**What is needed**:
Pull out every line with the word "края" from the entries below.

Collected data entries:
====

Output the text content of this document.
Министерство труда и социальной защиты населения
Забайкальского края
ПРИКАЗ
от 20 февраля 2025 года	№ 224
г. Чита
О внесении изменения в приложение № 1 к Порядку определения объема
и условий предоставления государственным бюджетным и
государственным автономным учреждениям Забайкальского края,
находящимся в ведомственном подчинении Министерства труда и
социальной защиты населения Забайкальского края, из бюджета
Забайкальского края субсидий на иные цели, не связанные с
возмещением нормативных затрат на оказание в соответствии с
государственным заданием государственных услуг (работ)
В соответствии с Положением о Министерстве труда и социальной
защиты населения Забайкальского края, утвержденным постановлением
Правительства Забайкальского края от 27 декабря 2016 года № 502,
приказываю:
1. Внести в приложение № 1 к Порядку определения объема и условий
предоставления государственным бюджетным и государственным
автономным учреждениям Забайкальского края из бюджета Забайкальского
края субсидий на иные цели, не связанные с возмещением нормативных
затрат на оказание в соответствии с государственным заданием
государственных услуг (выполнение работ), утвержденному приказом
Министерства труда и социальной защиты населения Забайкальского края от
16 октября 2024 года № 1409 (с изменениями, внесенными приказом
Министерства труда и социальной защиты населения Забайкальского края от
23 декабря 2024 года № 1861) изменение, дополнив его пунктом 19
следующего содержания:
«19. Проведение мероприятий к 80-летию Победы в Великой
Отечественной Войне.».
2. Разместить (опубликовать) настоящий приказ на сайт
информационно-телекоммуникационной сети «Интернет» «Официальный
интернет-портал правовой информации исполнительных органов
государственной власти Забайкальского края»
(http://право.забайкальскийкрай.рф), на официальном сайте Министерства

====

**Exercise output**:
Забайкальского края
государственным автономным учреждениям Забайкальского края,
социальной защиты населения Забайкальского края, из бюджета
Забайкальского края субсидий на иные цели, не связанные с
защиты населения Забайкальского края, утвержденным постановлением
Правительства Забайкальского края от 27 декабря 2016 года № 502,
автономным учреждениям Забайкальского края из бюджета Забайкальского
края субсидий на иные цели, не связанные с возмещением нормативных
Министерства труда и социальной защиты населения Забайкальского края от
Министерства труда и социальной защиты населения Забайкальского края от
государственной власти Забайкальского края»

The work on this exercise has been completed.